---- Data excerpts

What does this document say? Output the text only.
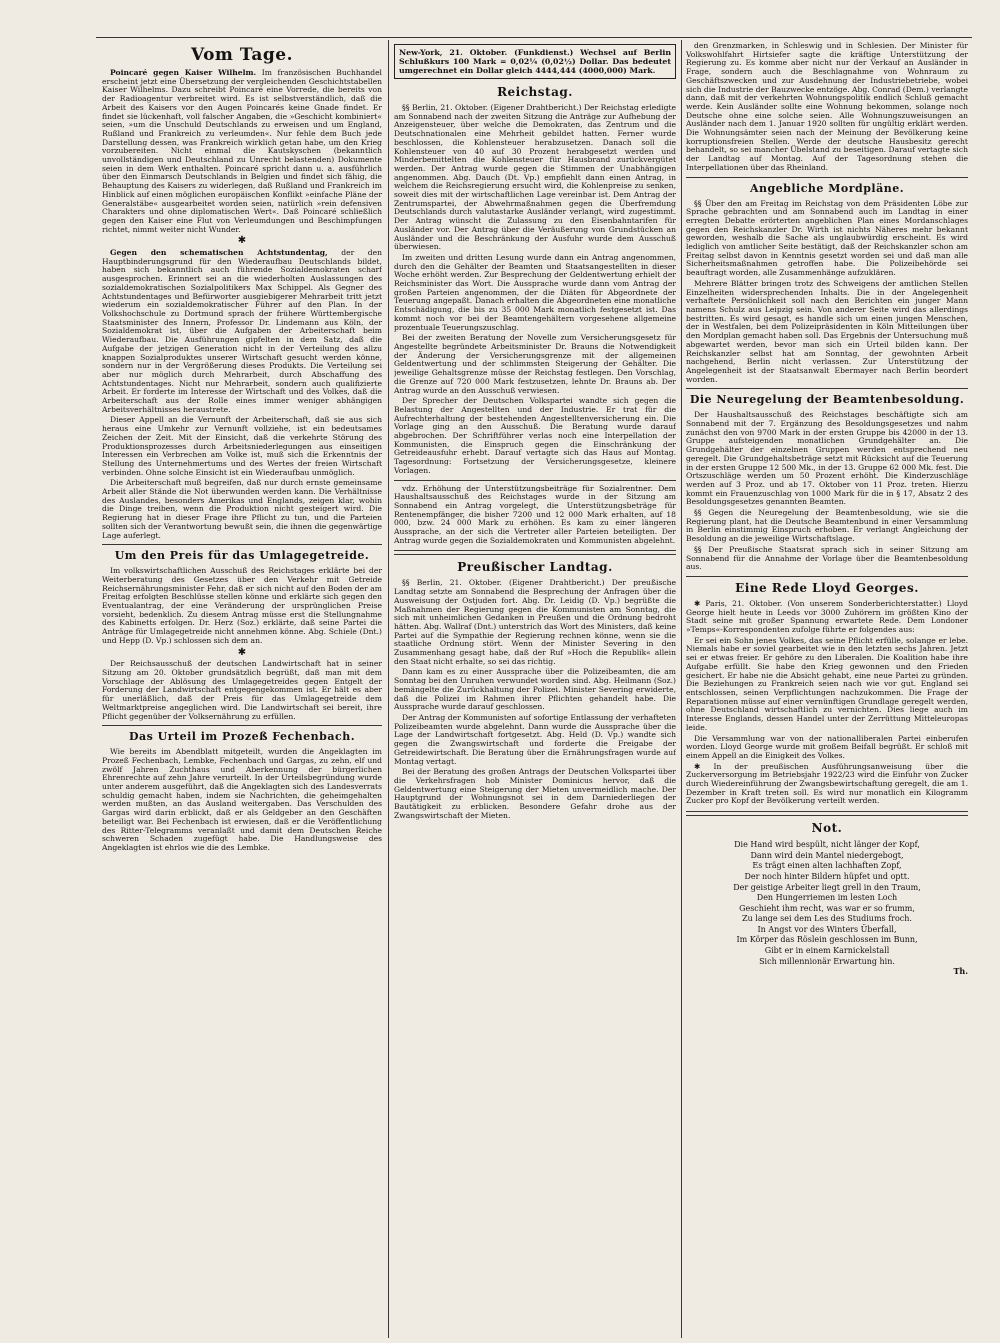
Vom Tage.

Poincaré gegen Kaiser Wilhelm. Im französischen Buchhandel erscheint jetzt eine Übersetzung der vergleichenden Geschichtstabellen Kaiser Wilhelms. Dazu schreibt Poincaré eine Vorrede, die bereits von der Radioagentur verbreitet wird. Es ist selbstverständlich, daß die Arbeit des Kaisers vor den Augen Poincarés keine Gnade findet. Er findet sie lückenhaft, voll falscher Angaben, die »Geschicht kombiniert« seien, »um die Unschuld Deutschlands zu erweisen und um England, Rußland und Frankreich zu verleumden«. Nur fehle dem Buch jede Darstellung dessen, was Frankreich wirklich getan habe, um den Krieg vorzubereiten. Nicht einmal die Kautskyschen (bekanntlich unvollständigen und Deutschland zu Unrecht belastenden) Dokumente seien in dem Werk enthalten. Poincaré spricht dann u. a. ausführlich über den Einmarsch Deutschlands in Belgien und findet sich fähig, die Behauptung des Kaisers zu widerlegen, daß Rußland und Frankreich im Hinblick auf einen möglichen europäischen Konflikt »einfache Pläne der Generalstäbe« ausgearbeitet worden seien, natürlich »rein defensiven Charakters und ohne diplomatischen Wert«. Daß Poincaré schließlich gegen den Kaiser eine Flut von Verleumdungen und Beschimpfungen richtet, nimmt weiter nicht Wunder.

✱

Gegen den schematischen Achtstundentag, der den Hauptbinderungsgrund für den Wiederaufbau Deutschlands bildet, haben sich bekanntlich auch führende Sozialdemokraten scharf ausgesprochen. Erinnert sei an die wiederholten Auslassungen des sozialdemokratischen Sozialpolitikers Max Schippel. Als Gegner des Achtstundentages und Befürworter ausgiebigerer Mehrarbeit tritt jetzt wiederum ein sozialdemokratischer Führer auf den Plan. In der Volkshochschule zu Dortmund sprach der frühere Württembergische Staatsminister des Innern, Professor Dr. Lindemann aus Köln, der Sozialdemokrat ist, über die Aufgaben der Arbeiterschaft beim Wiederaufbau. Die Ausführungen gipfelten in dem Satz, daß die Aufgabe der jetzigen Generation nicht in der Verteilung des allzu knappen Sozialproduktes unserer Wirtschaft gesucht werden könne, sondern nur in der Vergrößerung dieses Produkts. Die Verteilung sei aber nur möglich durch Mehrarbeit, durch Abschaffung des Achtstundentages. Nicht nur Mehrarbeit, sondern auch qualifizierte Arbeit. Er forderte im Interesse der Wirtschaft und des Volkes, daß die Arbeiterschaft aus der Rolle eines immer weniger abhängigen Arbeitsverhältnisses heraustrete.

Dieser Appell an die Vernunft der Arbeiterschaft, daß sie aus sich heraus eine Umkehr zur Vernunft vollziehe, ist ein bedeutsames Zeichen der Zeit. Mit der Einsicht, daß die verkehrte Störung des Produktionsprozesses durch Arbeitsniederlegungen aus einseitigen Interessen ein Verbrechen am Volke ist, muß sich die Erkenntnis der Stellung des Unternehmertums und des Wertes der freien Wirtschaft verbinden. Ohne solche Einsicht ist ein Wiederaufbau unmöglich.

Die Arbeiterschaft muß begreifen, daß nur durch ernste gemeinsame Arbeit aller Stände die Not überwunden werden kann. Die Verhältnisse des Auslandes, besonders Amerikas und Englands, zeigen klar, wohin die Dinge treiben, wenn die Produktion nicht gesteigert wird. Die Regierung hat in dieser Frage ihre Pflicht zu tun, und die Parteien sollten sich der Verantwortung bewußt sein, die ihnen die gegenwärtige Lage auferlegt.

Um den Preis für das Umlagegetreide.

Im volkswirtschaftlichen Ausschuß des Reichstages erklärte bei der Weiterberatung des Gesetzes über den Verkehr mit Getreide Reichsernährungsminister Fehr, daß er sich nicht auf den Boden der am Freitag erfolgten Beschlüsse stellen könne und erklärte sich gegen den Eventualantrag, der eine Veränderung der ursprünglichen Preise vorsieht, bedenklich. Zu diesem Antrag müsse erst die Stellungnahme des Kabinetts erfolgen. Dr. Herz (Soz.) erklärte, daß seine Partei die Anträge für Umlagegetreide nicht annehmen könne. Abg. Schiele (Dnt.) und Hepp (D. Vp.) schlossen sich dem an.

✱

Der Reichsausschuß der deutschen Landwirtschaft hat in seiner Sitzung am 20. Oktober grundsätzlich begrüßt, daß man mit dem Vorschlage der Ablösung des Umlagegetreides gegen Entgelt der Forderung der Landwirtschaft entgegengekommen ist. Er hält es aber für unerläßlich, daß der Preis für das Umlagegetreide dem Weltmarktpreise angeglichen wird. Die Landwirtschaft sei bereit, ihre Pflicht gegenüber der Volksernährung zu erfüllen.

Das Urteil im Prozeß Fechenbach.

Wie bereits im Abendblatt mitgeteilt, wurden die Angeklagten im Prozeß Fechenbach, Lembke, Fechenbach und Gargas, zu zehn, elf und zwölf Jahren Zuchthaus und Aberkennung der bürgerlichen Ehrenrechte auf zehn Jahre verurteilt. In der Urteilsbegründung wurde unter anderem ausgeführt, daß die Angeklagten sich des Landesverrats schuldig gemacht haben, indem sie Nachrichten, die geheimgehalten werden mußten, an das Ausland weitergaben. Das Verschulden des Gargas wird darin erblickt, daß er als Geldgeber an den Geschäften beteiligt war. Bei Fechenbach ist erwiesen, daß er die Veröffentlichung des Ritter-Telegramms veranlaßt und damit dem Deutschen Reiche schweren Schaden zugefügt habe. Die Handlungsweise des Angeklagten ist ehrlos wie die des Lembke.

New-York, 21. Oktober. (Funkdienst.) Wechsel auf Berlin Schlußkurs 100 Mark = 0,02¼ (0,02½) Dollar. Das bedeutet umgerechnet ein Dollar gleich 4444,444 (4000,000) Mark.
Reichstag.

§§ Berlin, 21. Oktober. (Eigener Drahtbericht.) Der Reichstag erledigte am Sonnabend nach der zweiten Sitzung die Anträge zur Aufhebung der Anzeigensteuer, über welche die Demokraten, das Zentrum und die Deutschnationalen eine Mehrheit gebildet hatten. Ferner wurde beschlossen, die Kohlensteuer herabzusetzen. Danach soll die Kohlensteuer von 40 auf 30 Prozent herabgesetzt werden und Minderbemittelten die Kohlensteuer für Hausbrand zurückvergütet werden. Der Antrag wurde gegen die Stimmen der Unabhängigen angenommen. Abg. Dauch (Dt. Vp.) empfiehlt dann einen Antrag, in welchem die Reichsregierung ersucht wird, die Kohlenpreise zu senken, soweit dies mit der wirtschaftlichen Lage vereinbar ist. Dem Antrag der Zentrumspartei, der Abwehrmaßnahmen gegen die Überfremdung Deutschlands durch valutastarke Ausländer verlangt, wird zugestimmt. Der Antrag wünscht die Zulassung zu den Eisenbahntarifen für Ausländer vor. Der Antrag über die Veräußerung von Grundstücken an Ausländer und die Beschränkung der Ausfuhr wurde dem Ausschuß überwiesen.

Im zweiten und dritten Lesung wurde dann ein Antrag angenommen, durch den die Gehälter der Beamten und Staatsangestellten in dieser Woche erhöht werden. Zur Besprechung der Geldentwertung erhielt der Reichsminister das Wort. Die Aussprache wurde dann vom Antrag der großen Parteien angenommen, der die Diäten für Abgeordnete der Teuerung angepaßt. Danach erhalten die Abgeordneten eine monatliche Entschädigung, die bis zu 35 000 Mark monatlich festgesetzt ist. Das kommt noch vor bei der Beamtengehältern vorgesehene allgemeine prozentuale Teuerungszuschlag.

Bei der zweiten Beratung der Novelle zum Versicherungsgesetz für Angestellte begründete Arbeitsminister Dr. Brauns die Notwendigkeit der Änderung der Versicherungsgrenze mit der allgemeinen Geldentwertung und der schlimmsten Steigerung der Gehälter. Die jeweilige Gehaltsgrenze müsse der Reichstag festlegen. Den Vorschlag, die Grenze auf 720 000 Mark festzusetzen, lehnte Dr. Brauns ab. Der Antrag wurde an den Ausschuß verwiesen.

Der Sprecher der Deutschen Volkspartei wandte sich gegen die Belastung der Angestellten und der Industrie. Er trat für die Aufrechterhaltung der bestehenden Angestelltenversicherung ein. Die Vorlage ging an den Ausschuß. Die Beratung wurde darauf abgebrochen. Der Schriftführer verlas noch eine Interpellation der Kommunisten, die Einspruch gegen die Einschränkung der Getreideausfuhr erhebt. Darauf vertagte sich das Haus auf Montag. Tagesordnung: Fortsetzung der Versicherungsgesetze, kleinere Vorlagen.

vdz. Erhöhung der Unterstützungsbeiträge für Sozialrentner. Dem Haushaltsausschuß des Reichstages wurde in der Sitzung am Sonnabend ein Antrag vorgelegt, die Unterstützungsbeträge für Rentenempfänger, die bisher 7200 und 12 000 Mark erhalten, auf 18 000, bzw. 24 000 Mark zu erhöhen. Es kam zu einer längeren Aussprache, an der sich die Vertreter aller Parteien beteiligten. Der Antrag wurde gegen die Sozialdemokraten und Kommunisten abgelehnt.

Preußischer Landtag.

§§ Berlin, 21. Oktober. (Eigener Drahtbericht.) Der preußische Landtag setzte am Sonnabend die Besprechung der Anfragen über die Ausweisung der Ostjuden fort. Abg. Dr. Leidig (D. Vp.) begrüßte die Maßnahmen der Regierung gegen die Kommunisten am Sonntag, die sich mit unheimlichen Gedanken in Preußen und die Ordnung bedroht hätten. Abg. Wallraf (Dnt.) unterstrich das Wort des Ministers, daß keine Partei auf die Sympathie der Regierung rechnen könne, wenn sie die staatliche Ordnung stört. Wenn der Minister Severing in den Zusammenhang gesagt habe, daß der Ruf »Hoch die Republik« allein den Staat nicht erhalte, so sei das richtig.

Dann kam es zu einer Aussprache über die Polizeibeamten, die am Sonntag bei den Unruhen verwundet worden sind. Abg. Heilmann (Soz.) bemängelte die Zurückhaltung der Polizei. Minister Severing erwiderte, daß die Polizei im Rahmen ihrer Pflichten gehandelt habe. Die Aussprache wurde darauf geschlossen.

Der Antrag der Kommunisten auf sofortige Entlassung der verhafteten Polizeibeamten wurde abgelehnt. Dann wurde die Aussprache über die Lage der Landwirtschaft fortgesetzt. Abg. Held (D. Vp.) wandte sich gegen die Zwangswirtschaft und forderte die Freigabe der Getreidewirtschaft. Die Beratung über die Ernährungsfragen wurde auf Montag vertagt.

Bei der Beratung des großen Antrags der Deutschen Volkspartei über die Verkehrsfragen hob Minister Dominicus hervor, daß die Geldentwertung eine Steigerung der Mieten unvermeidlich mache. Der Hauptgrund der Wohnungsnot sei in dem Darniederliegen der Bautätigkeit zu erblicken. Besondere Gefahr drohe aus der Zwangswirtschaft der Mieten.

den Grenzmarken, in Schleswig und in Schlesien. Der Minister für Volkswohlfahrt Hirtsiefer sagte die kräftige Unterstützung der Regierung zu. Es komme aber nicht nur der Verkauf an Ausländer in Frage, sondern auch die Beschlagnahme von Wohnraum zu Geschäftszwecken und zur Ausdehnung der Industriebetriebe, wobei sich die Industrie der Bauzwecke entzöge. Abg. Conrad (Dem.) verlangte dann, daß mit der verkehrten Wohnungspolitik endlich Schluß gemacht werde. Kein Ausländer sollte eine Wohnung bekommen, solange noch Deutsche ohne eine solche seien. Alle Wohnungszuweisungen an Ausländer nach dem 1. Januar 1920 sollten für ungültig erklärt werden. Die Wohnungsämter seien nach der Meinung der Bevölkerung keine korruptionsfreien Stellen. Werde der deutsche Hausbesitz gerecht behandelt, so sei mancher Übelstand zu beseitigen. Darauf vertagte sich der Landtag auf Montag. Auf der Tagesordnung stehen die Interpellationen über das Rheinland.

Angebliche Mordpläne.

§§ Über den am Freitag im Reichstag von dem Präsidenten Löbe zur Sprache gebrachten und am Sonnabend auch im Landtag in einer erregten Debatte erörterten angeblichen Plan eines Mordanschlages gegen den Reichskanzler Dr. Wirth ist nichts Näheres mehr bekannt geworden, weshalb die Sache als unglaubwürdig erscheint. Es wird lediglich von amtlicher Seite bestätigt, daß der Reichskanzler schon am Freitag selbst davon in Kenntnis gesetzt worden sei und daß man alle Sicherheitsmaßnahmen getroffen habe. Die Polizeibehörde sei beauftragt worden, alle Zusammenhänge aufzuklären.

Mehrere Blätter bringen trotz des Schweigens der amtlichen Stellen Einzelheiten widersprechenden Inhalts. Die in der Angelegenheit verhaftete Persönlichkeit soll nach den Berichten ein junger Mann namens Schulz aus Leipzig sein. Von anderer Seite wird das allerdings bestritten. Es wird gesagt, es handle sich um einen jungen Menschen, der in Westfalen, bei dem Polizeipräsidenten in Köln Mitteilungen über den Mordplan gemacht haben soll. Das Ergebnis der Untersuchung muß abgewartet werden, bevor man sich ein Urteil bilden kann. Der Reichskanzler selbst hat am Sonntag, der gewohnten Arbeit nachgehend, Berlin nicht verlassen. Zur Unterstützung der Angelegenheit ist der Staatsanwalt Ebermayer nach Berlin beordert worden.

Die Neuregelung der Beamtenbesoldung.

Der Haushaltsausschuß des Reichstages beschäftigte sich am Sonnabend mit der 7. Ergänzung des Besoldungsgesetzes und nahm zunächst den von 9700 Mark in der ersten Gruppe bis 42000 in der 13. Gruppe aufsteigenden monatlichen Grundgehälter an. Die Grundgehälter der einzelnen Gruppen werden entsprechend neu geregelt. Die Grundgehaltsbeträge setzt mit Rücksicht auf die Teuerung in der ersten Gruppe 12 500 Mk., in der 13. Gruppe 62 000 Mk. fest. Die Ortszuschläge werden um 50 Prozent erhöht. Die Kinderzuschläge werden auf 3 Proz. und ab 17. Oktober von 11 Proz. treten. Hierzu kommt ein Frauenzuschlag von 1000 Mark für die in § 17, Absatz 2 des Besoldungsgesetzes genannten Beamten.

§§ Gegen die Neuregelung der Beamtenbesoldung, wie sie die Regierung plant, hat die Deutsche Beamtenbund in einer Versammlung in Berlin einstimmig Einspruch erhoben. Er verlangt Angleichung der Besoldung an die jeweilige Wirtschaftslage.

§§ Der Preußische Staatsrat sprach sich in seiner Sitzung am Sonnabend für die Annahme der Vorlage über die Beamtenbesoldung aus.

Eine Rede Lloyd Georges.

✱ Paris, 21. Oktober. (Von unserem Sonderberichterstatter.) Lloyd George hielt heute in Leeds vor 3000 Zuhörern im größten Kino der Stadt seine mit großer Spannung erwartete Rede. Dem Londoner »Temps«-Korrespondenten zufolge führte er folgendes aus:

Er sei ein Sohn jenes Volkes, das seine Pflicht erfülle, solange er lebe. Niemals habe er soviel gearbeitet wie in den letzten sechs Jahren. Jetzt sei er etwas freier. Er gehöre zu den Liberalen. Die Koalition habe ihre Aufgabe erfüllt. Sie habe den Krieg gewonnen und den Frieden gesichert. Er habe nie die Absicht gehabt, eine neue Partei zu gründen. Die Beziehungen zu Frankreich seien nach wie vor gut. England sei entschlossen, seinen Verpflichtungen nachzukommen. Die Frage der Reparationen müsse auf einer vernünftigen Grundlage geregelt werden, ohne Deutschland wirtschaftlich zu vernichten. Dies liege auch im Interesse Englands, dessen Handel unter der Zerrüttung Mitteleuropas leide.

Die Versammlung war von der nationalliberalen Partei einberufen worden. Lloyd George wurde mit großem Beifall begrüßt. Er schloß mit einem Appell an die Einigkeit des Volkes.

✱ In der preußischen Ausführungsanweisung über die Zuckerversorgung im Betriebsjahr 1922/23 wird die Einfuhr von Zucker durch Wiedereinführung der Zwangsbewirtschaftung geregelt, die am 1. Dezember in Kraft treten soll. Es wird nur monatlich ein Kilogramm Zucker pro Kopf der Bevölkerung verteilt werden.

Not.
Die Hand wird bespült, nicht länger der Kopf,
Dann wird dein Mantel niedergebogt,
Es trägt einen alten lachhaften Zopf,
Der noch hinter Bildern hüpfet und optt.
Der geistige Arbeiter liegt grell in den Traum,
Den Hungerriemen im lesten Loch
Geschieht ihm recht, was war er so frumm,
Zu lange sei dem Les des Studiums froch.
In Angst vor des Winters Überfall,
Im Körper das Röslein geschlossen im Bunn,
Gibt er in einem Karnickelstall
Sich millennionär Erwartung hin.
Th.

--------

◆ Problem details
Go through the records above and return every line that holds the string "sollten".

◆ Answer box
Die Arbeiterschaft muß begreifen, daß nur durch ernste gemeinsame Arbeit aller Stände die Not überwunden werden kann. Die Verhältnisse des Auslandes, besonders Amerikas und Englands, zeigen klar, wohin die Dinge treiben, wenn die Produktion nicht gesteigert wird. Die Regierung hat in dieser Frage ihre Pflicht zu tun, und die Parteien sollten sich der Verantwortung bewußt sein, die ihnen die gegenwärtige Lage auferlegt.
den Grenzmarken, in Schleswig und in Schlesien. Der Minister für Volkswohlfahrt Hirtsiefer sagte die kräftige Unterstützung der Regierung zu. Es komme aber nicht nur der Verkauf an Ausländer in Frage, sondern auch die Beschlagnahme von Wohnraum zu Geschäftszwecken und zur Ausdehnung der Industriebetriebe, wobei sich die Industrie der Bauzwecke entzöge. Abg. Conrad (Dem.) verlangte dann, daß mit der verkehrten Wohnungspolitik endlich Schluß gemacht werde. Kein Ausländer sollte eine Wohnung bekommen, solange noch Deutsche ohne eine solche seien. Alle Wohnungszuweisungen an Ausländer nach dem 1. Januar 1920 sollten für ungültig erklärt werden. Die Wohnungsämter seien nach der Meinung der Bevölkerung keine korruptionsfreien Stellen. Werde der deutsche Hausbesitz gerecht behandelt, so sei mancher Übelstand zu beseitigen. Darauf vertagte sich der Landtag auf Montag. Auf der Tagesordnung stehen die Interpellationen über das Rheinland.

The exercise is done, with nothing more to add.